Exercise goal:
Turn each line of the records below into an item of a numbered list, leaving out blank lines and the pictures.

Material provided:
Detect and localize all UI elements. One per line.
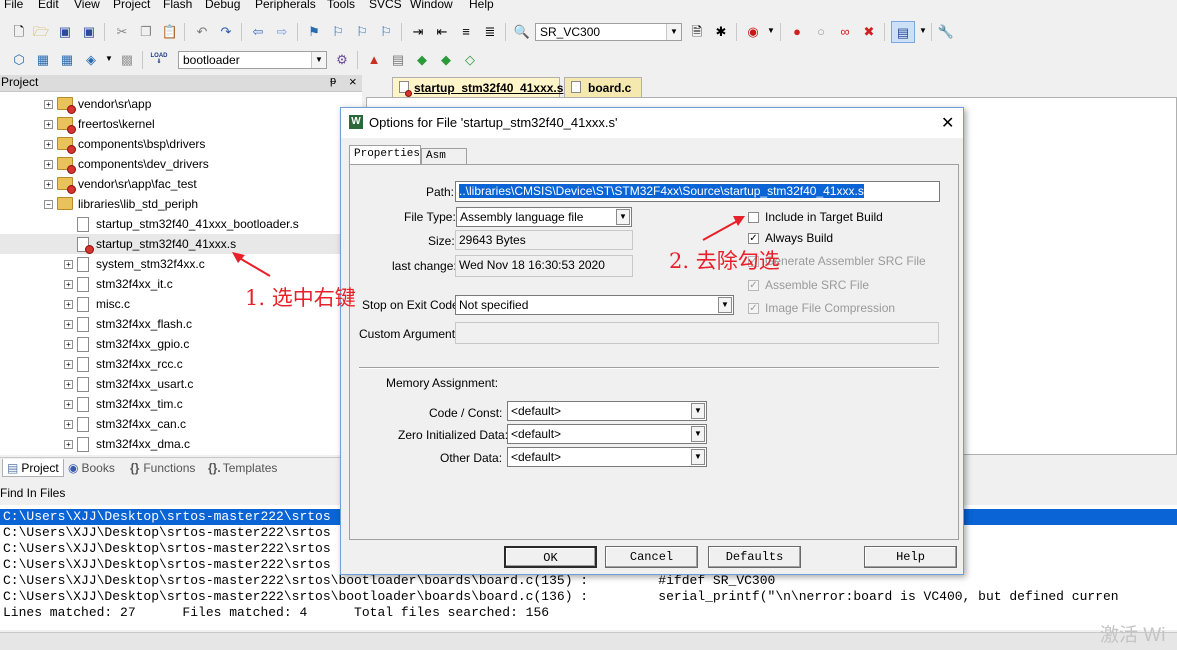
arrowhead-step2 (733, 216, 745, 226)
annotation-step1: 1. 选中右键 (245, 286, 356, 310)
annotation-arrows (232, 216, 745, 277)
arrowhead-step1 (232, 252, 245, 263)
annotation-step2: 2. 去除勾选 (669, 249, 780, 273)
arrow-step2 (702, 218, 742, 241)
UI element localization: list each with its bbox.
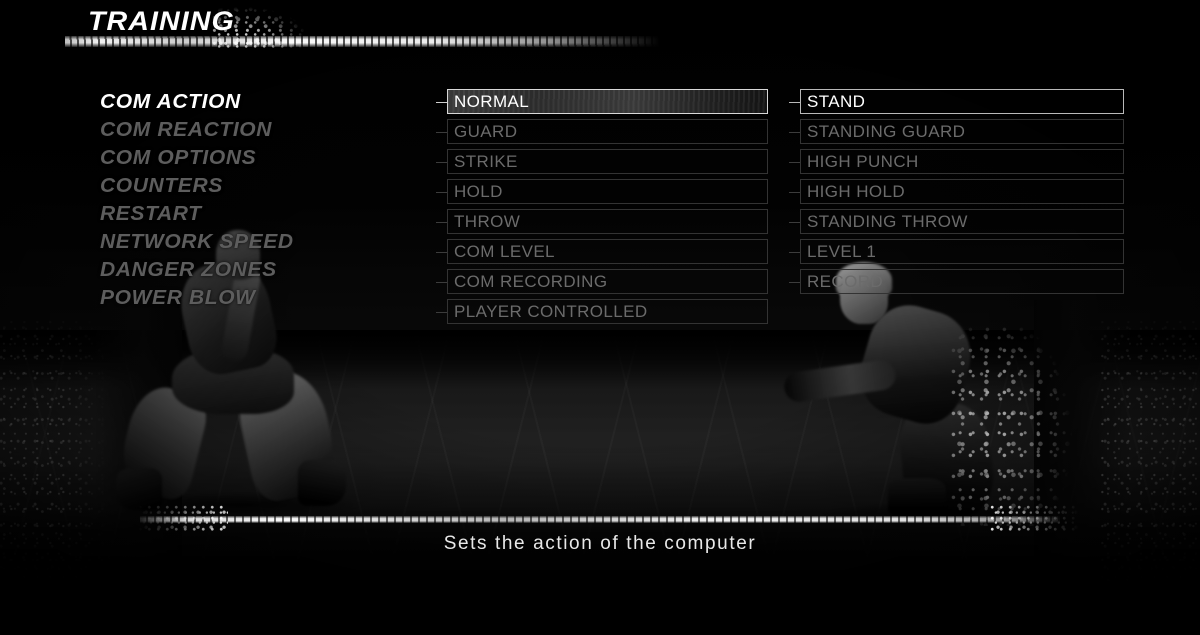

Solved exercise:
1. Detect and localize all UI elements. One per line.
2. arrowhead-step2 (733, 216, 745, 226)
3. annotation-step1: 1. 选中右键 (245, 286, 356, 310)
4. annotation-arrows (232, 216, 745, 277)
5. arrowhead-step1 (232, 252, 245, 263)
6. annotation-step2: 2. 去除勾选 (669, 249, 780, 273)
7. arrow-step2 (702, 218, 742, 241)
8. UI element localization: list each with its bbox.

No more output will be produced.